• TASK DIRECTIONS: Copy out all of the records below word for word, keeping every line as it stands.

• SUPPLIED INFORMATION:
[Start]
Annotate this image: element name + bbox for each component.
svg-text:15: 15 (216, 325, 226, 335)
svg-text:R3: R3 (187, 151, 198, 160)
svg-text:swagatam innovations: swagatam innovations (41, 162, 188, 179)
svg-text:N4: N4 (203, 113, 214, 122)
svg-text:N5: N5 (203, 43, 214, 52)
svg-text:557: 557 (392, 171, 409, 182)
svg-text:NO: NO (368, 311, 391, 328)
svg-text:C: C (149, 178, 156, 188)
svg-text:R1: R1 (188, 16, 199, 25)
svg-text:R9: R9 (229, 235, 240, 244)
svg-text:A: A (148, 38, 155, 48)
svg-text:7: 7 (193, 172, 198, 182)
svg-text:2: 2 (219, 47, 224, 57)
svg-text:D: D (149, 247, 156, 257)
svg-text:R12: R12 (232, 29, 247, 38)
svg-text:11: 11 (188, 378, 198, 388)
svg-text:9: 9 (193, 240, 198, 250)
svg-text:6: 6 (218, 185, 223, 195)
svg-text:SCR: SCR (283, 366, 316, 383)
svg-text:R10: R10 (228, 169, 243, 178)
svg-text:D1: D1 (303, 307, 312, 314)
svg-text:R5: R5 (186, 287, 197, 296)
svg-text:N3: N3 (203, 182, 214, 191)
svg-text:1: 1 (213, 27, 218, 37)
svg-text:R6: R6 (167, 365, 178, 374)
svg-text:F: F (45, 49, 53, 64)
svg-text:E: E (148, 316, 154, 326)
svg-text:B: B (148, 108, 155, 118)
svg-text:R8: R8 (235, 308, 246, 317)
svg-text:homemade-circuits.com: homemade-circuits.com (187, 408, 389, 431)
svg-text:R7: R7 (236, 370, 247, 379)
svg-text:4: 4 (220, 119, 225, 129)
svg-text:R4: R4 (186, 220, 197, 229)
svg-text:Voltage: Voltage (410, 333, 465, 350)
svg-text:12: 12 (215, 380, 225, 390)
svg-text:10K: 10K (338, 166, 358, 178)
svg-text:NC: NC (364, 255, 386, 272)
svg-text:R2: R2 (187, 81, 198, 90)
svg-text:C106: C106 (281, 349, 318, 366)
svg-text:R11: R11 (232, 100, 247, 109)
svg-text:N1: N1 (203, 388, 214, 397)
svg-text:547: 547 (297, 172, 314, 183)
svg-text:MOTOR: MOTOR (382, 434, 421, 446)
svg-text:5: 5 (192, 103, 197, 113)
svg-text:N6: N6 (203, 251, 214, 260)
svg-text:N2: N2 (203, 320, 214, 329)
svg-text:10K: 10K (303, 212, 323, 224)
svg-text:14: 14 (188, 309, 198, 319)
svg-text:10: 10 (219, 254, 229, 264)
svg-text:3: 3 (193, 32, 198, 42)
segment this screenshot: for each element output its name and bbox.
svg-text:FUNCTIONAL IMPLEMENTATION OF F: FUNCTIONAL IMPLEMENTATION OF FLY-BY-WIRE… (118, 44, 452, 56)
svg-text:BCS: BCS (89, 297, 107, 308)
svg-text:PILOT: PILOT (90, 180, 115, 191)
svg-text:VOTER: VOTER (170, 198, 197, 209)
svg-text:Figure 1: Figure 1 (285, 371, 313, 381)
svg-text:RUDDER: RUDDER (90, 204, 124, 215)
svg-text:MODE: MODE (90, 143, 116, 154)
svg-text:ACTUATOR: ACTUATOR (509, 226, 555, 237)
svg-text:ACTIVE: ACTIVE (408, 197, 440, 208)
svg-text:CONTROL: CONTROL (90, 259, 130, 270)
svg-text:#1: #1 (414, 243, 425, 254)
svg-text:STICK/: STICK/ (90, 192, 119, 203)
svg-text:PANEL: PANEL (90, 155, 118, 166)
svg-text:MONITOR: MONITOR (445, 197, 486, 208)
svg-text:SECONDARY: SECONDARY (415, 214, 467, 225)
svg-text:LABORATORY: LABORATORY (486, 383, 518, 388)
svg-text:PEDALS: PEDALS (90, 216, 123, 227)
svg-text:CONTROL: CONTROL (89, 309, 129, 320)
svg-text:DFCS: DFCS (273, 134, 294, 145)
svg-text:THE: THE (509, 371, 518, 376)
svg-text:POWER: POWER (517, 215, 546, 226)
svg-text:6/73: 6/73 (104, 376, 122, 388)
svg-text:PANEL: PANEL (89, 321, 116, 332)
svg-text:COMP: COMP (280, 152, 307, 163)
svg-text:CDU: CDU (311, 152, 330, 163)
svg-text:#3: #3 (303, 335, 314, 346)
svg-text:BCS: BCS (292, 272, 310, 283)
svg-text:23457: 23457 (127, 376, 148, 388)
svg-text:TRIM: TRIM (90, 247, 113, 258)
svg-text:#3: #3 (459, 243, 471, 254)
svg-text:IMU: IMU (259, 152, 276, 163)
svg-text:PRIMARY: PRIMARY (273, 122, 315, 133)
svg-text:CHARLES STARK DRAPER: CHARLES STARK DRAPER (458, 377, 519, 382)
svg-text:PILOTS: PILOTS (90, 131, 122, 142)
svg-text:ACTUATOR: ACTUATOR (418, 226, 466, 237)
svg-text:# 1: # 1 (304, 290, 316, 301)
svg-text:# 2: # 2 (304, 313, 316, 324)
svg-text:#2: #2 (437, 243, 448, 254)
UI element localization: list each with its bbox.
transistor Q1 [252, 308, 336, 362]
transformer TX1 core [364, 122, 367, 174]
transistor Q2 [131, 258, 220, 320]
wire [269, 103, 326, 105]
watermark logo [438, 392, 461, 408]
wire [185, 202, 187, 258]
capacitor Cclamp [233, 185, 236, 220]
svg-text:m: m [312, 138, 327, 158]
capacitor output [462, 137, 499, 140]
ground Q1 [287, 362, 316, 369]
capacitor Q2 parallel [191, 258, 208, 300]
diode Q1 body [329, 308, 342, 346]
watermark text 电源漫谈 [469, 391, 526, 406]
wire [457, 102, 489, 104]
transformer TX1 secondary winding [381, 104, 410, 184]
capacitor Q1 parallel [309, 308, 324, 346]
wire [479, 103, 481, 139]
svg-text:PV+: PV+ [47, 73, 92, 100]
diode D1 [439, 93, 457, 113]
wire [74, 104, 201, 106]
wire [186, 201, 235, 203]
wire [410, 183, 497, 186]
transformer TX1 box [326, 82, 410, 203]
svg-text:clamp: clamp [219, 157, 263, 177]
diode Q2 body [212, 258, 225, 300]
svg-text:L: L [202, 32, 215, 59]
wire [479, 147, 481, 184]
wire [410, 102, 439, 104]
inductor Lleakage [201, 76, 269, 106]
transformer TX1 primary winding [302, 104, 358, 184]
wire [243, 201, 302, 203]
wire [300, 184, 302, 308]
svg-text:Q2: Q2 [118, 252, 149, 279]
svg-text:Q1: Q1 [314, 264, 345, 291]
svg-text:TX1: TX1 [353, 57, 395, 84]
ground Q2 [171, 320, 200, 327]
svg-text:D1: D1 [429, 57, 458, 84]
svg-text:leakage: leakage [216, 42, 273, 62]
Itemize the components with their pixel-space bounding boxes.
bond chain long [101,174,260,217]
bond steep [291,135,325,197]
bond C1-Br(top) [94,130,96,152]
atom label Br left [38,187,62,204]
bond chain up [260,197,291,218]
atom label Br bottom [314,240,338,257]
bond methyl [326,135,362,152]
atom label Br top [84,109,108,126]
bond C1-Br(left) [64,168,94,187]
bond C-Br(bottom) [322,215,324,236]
[End]
• ANSWER TO THIS TASK:
Annotate this image: element name + bbox for each component.
svg-text:15: 15 (216, 325, 226, 335)
svg-text:R3: R3 (187, 151, 198, 160)
svg-text:swagatam innovations: swagatam innovations (41, 162, 188, 179)
svg-text:N4: N4 (203, 113, 214, 122)
svg-text:N5: N5 (203, 43, 214, 52)
svg-text:557: 557 (392, 171, 409, 182)
svg-text:NO: NO (368, 311, 391, 328)
svg-text:C: C (149, 178, 156, 188)
svg-text:R1: R1 (188, 16, 199, 25)
svg-text:R9: R9 (229, 235, 240, 244)
svg-text:A: A (148, 38, 155, 48)
svg-text:7: 7 (193, 172, 198, 182)
svg-text:2: 2 (219, 47, 224, 57)
svg-text:D: D (149, 247, 156, 257)
svg-text:R12: R12 (232, 29, 247, 38)
svg-text:11: 11 (188, 378, 198, 388)
svg-text:9: 9 (193, 240, 198, 250)
svg-text:6: 6 (218, 185, 223, 195)
svg-text:SCR: SCR (283, 366, 316, 383)
svg-text:R10: R10 (228, 169, 243, 178)
svg-text:D1: D1 (303, 307, 312, 314)
svg-text:R5: R5 (186, 287, 197, 296)
svg-text:N3: N3 (203, 182, 214, 191)
svg-text:1: 1 (213, 27, 218, 37)
svg-text:R6: R6 (167, 365, 178, 374)
svg-text:F: F (45, 49, 53, 64)
svg-text:E: E (148, 316, 154, 326)
svg-text:B: B (148, 108, 155, 118)
svg-text:R8: R8 (235, 308, 246, 317)
svg-text:homemade-circuits.com: homemade-circuits.com (187, 408, 389, 431)
svg-text:R7: R7 (236, 370, 247, 379)
svg-text:4: 4 (220, 119, 225, 129)
svg-text:R4: R4 (186, 220, 197, 229)
svg-text:Voltage: Voltage (410, 333, 465, 350)
svg-text:12: 12 (215, 380, 225, 390)
svg-text:10K: 10K (338, 166, 358, 178)
svg-text:NC: NC (364, 255, 386, 272)
svg-text:R2: R2 (187, 81, 198, 90)
svg-text:C106: C106 (281, 349, 318, 366)
svg-text:R11: R11 (232, 100, 247, 109)
svg-text:N1: N1 (203, 388, 214, 397)
svg-text:547: 547 (297, 172, 314, 183)
svg-text:MOTOR: MOTOR (382, 434, 421, 446)
svg-text:5: 5 (192, 103, 197, 113)
svg-text:N6: N6 (203, 251, 214, 260)
svg-text:N2: N2 (203, 320, 214, 329)
svg-text:10K: 10K (303, 212, 323, 224)
svg-text:14: 14 (188, 309, 198, 319)
svg-text:10: 10 (219, 254, 229, 264)
svg-text:3: 3 (193, 32, 198, 42)
segment this screenshot: for each element output its name and bbox.
svg-text:FUNCTIONAL IMPLEMENTATION OF F: FUNCTIONAL IMPLEMENTATION OF FLY-BY-WIRE… (118, 44, 452, 56)
svg-text:BCS: BCS (89, 297, 107, 308)
svg-text:PILOT: PILOT (90, 180, 115, 191)
svg-text:VOTER: VOTER (170, 198, 197, 209)
svg-text:Figure 1: Figure 1 (285, 371, 313, 381)
svg-text:RUDDER: RUDDER (90, 204, 124, 215)
svg-text:MODE: MODE (90, 143, 116, 154)
svg-text:ACTUATOR: ACTUATOR (509, 226, 555, 237)
svg-text:ACTIVE: ACTIVE (408, 197, 440, 208)
svg-text:CONTROL: CONTROL (90, 259, 130, 270)
svg-text:#1: #1 (414, 243, 425, 254)
svg-text:STICK/: STICK/ (90, 192, 119, 203)
svg-text:PANEL: PANEL (90, 155, 118, 166)
svg-text:MONITOR: MONITOR (445, 197, 486, 208)
svg-text:SECONDARY: SECONDARY (415, 214, 467, 225)
svg-text:LABORATORY: LABORATORY (486, 383, 518, 388)
svg-text:PEDALS: PEDALS (90, 216, 123, 227)
svg-text:CONTROL: CONTROL (89, 309, 129, 320)
svg-text:DFCS: DFCS (273, 134, 294, 145)
svg-text:THE: THE (509, 371, 518, 376)
svg-text:POWER: POWER (517, 215, 546, 226)
svg-text:6/73: 6/73 (104, 376, 122, 388)
svg-text:PANEL: PANEL (89, 321, 116, 332)
svg-text:COMP: COMP (280, 152, 307, 163)
svg-text:CDU: CDU (311, 152, 330, 163)
svg-text:#3: #3 (303, 335, 314, 346)
svg-text:BCS: BCS (292, 272, 310, 283)
svg-text:23457: 23457 (127, 376, 148, 388)
svg-text:TRIM: TRIM (90, 247, 113, 258)
svg-text:#3: #3 (459, 243, 471, 254)
svg-text:IMU: IMU (259, 152, 276, 163)
svg-text:PRIMARY: PRIMARY (273, 122, 315, 133)
svg-text:CHARLES STARK DRAPER: CHARLES STARK DRAPER (458, 377, 519, 382)
svg-text:PILOTS: PILOTS (90, 131, 122, 142)
svg-text:ACTUATOR: ACTUATOR (418, 226, 466, 237)
svg-text:# 1: # 1 (304, 290, 316, 301)
svg-text:# 2: # 2 (304, 313, 316, 324)
svg-text:#2: #2 (437, 243, 448, 254)
UI element localization: list each with its bbox.
transistor Q1 [252, 308, 336, 362]
transformer TX1 core [364, 122, 367, 174]
transistor Q2 [131, 258, 220, 320]
wire [269, 103, 326, 105]
watermark logo [438, 392, 461, 408]
wire [185, 202, 187, 258]
capacitor Cclamp [233, 185, 236, 220]
svg-text:m: m [312, 138, 327, 158]
capacitor output [462, 137, 499, 140]
ground Q1 [287, 362, 316, 369]
capacitor Q2 parallel [191, 258, 208, 300]
diode Q1 body [329, 308, 342, 346]
watermark text 电源漫谈 [469, 391, 526, 406]
wire [457, 102, 489, 104]
transformer TX1 secondary winding [381, 104, 410, 184]
capacitor Q1 parallel [309, 308, 324, 346]
wire [479, 103, 481, 139]
svg-text:PV+: PV+ [47, 73, 92, 100]
diode D1 [439, 93, 457, 113]
wire [74, 104, 201, 106]
wire [186, 201, 235, 203]
wire [410, 183, 497, 186]
transformer TX1 box [326, 82, 410, 203]
svg-text:clamp: clamp [219, 157, 263, 177]
diode Q2 body [212, 258, 225, 300]
svg-text:L: L [202, 32, 215, 59]
wire [479, 147, 481, 184]
wire [410, 102, 439, 104]
inductor Lleakage [201, 76, 269, 106]
transformer TX1 primary winding [302, 104, 358, 184]
wire [243, 201, 302, 203]
wire [300, 184, 302, 308]
svg-text:Q2: Q2 [118, 252, 149, 279]
svg-text:Q1: Q1 [314, 264, 345, 291]
svg-text:TX1: TX1 [353, 57, 395, 84]
ground Q2 [171, 320, 200, 327]
svg-text:D1: D1 [429, 57, 458, 84]
svg-text:leakage: leakage [216, 42, 273, 62]
Itemize the components with their pixel-space bounding boxes.
bond chain long [101,174,260,217]
bond steep [291,135,325,197]
bond C1-Br(top) [94,130,96,152]
atom label Br left [38,187,62,204]
bond chain up [260,197,291,218]
atom label Br bottom [314,240,338,257]
bond methyl [326,135,362,152]
atom label Br top [84,109,108,126]
bond C1-Br(left) [64,168,94,187]
bond C-Br(bottom) [322,215,324,236]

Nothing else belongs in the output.